> [Records for the task]:
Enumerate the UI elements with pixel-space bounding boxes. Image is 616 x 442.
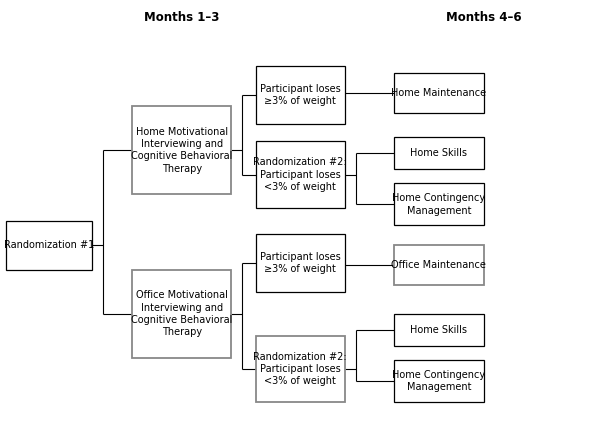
Text: Home Contingency
Management: Home Contingency Management [392,193,485,216]
Text: Home Maintenance: Home Maintenance [391,88,487,98]
FancyBboxPatch shape [394,183,484,225]
FancyBboxPatch shape [256,234,345,292]
FancyBboxPatch shape [132,270,231,358]
Text: Office Maintenance: Office Maintenance [391,260,487,270]
Text: Randomization #2:
Participant loses
<3% of weight: Randomization #2: Participant loses <3% … [254,157,347,192]
Text: Months 1–3: Months 1–3 [144,11,219,24]
FancyBboxPatch shape [394,73,484,113]
FancyBboxPatch shape [132,106,231,194]
Text: Office Motivational
Interviewing and
Cognitive Behavioral
Therapy: Office Motivational Interviewing and Cog… [131,290,232,337]
Text: Randomization #1: Randomization #1 [4,240,94,250]
Text: Home Contingency
Management: Home Contingency Management [392,370,485,392]
Text: Participant loses
≥3% of weight: Participant loses ≥3% of weight [260,252,341,274]
Text: Home Motivational
Interviewing and
Cognitive Behavioral
Therapy: Home Motivational Interviewing and Cogni… [131,127,232,174]
FancyBboxPatch shape [394,314,484,346]
Text: Home Skills: Home Skills [410,325,468,335]
FancyBboxPatch shape [394,245,484,285]
FancyBboxPatch shape [394,137,484,169]
Text: Participant loses
≥3% of weight: Participant loses ≥3% of weight [260,84,341,106]
FancyBboxPatch shape [256,141,345,208]
Text: Home Skills: Home Skills [410,148,468,158]
FancyBboxPatch shape [256,336,345,402]
FancyBboxPatch shape [256,66,345,124]
Text: Months 4–6: Months 4–6 [446,11,521,24]
FancyBboxPatch shape [394,360,484,402]
FancyBboxPatch shape [6,221,92,270]
Text: Randomization #2:
Participant loses
<3% of weight: Randomization #2: Participant loses <3% … [254,352,347,386]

> [Written request]:
Pull out each line from the listing above that contains the word "Management", and reproduce those lines in their original order.

> [Written response]:
Management: Home Contingency Management [392,193,485,216]
Management: Home Contingency Management [392,370,485,392]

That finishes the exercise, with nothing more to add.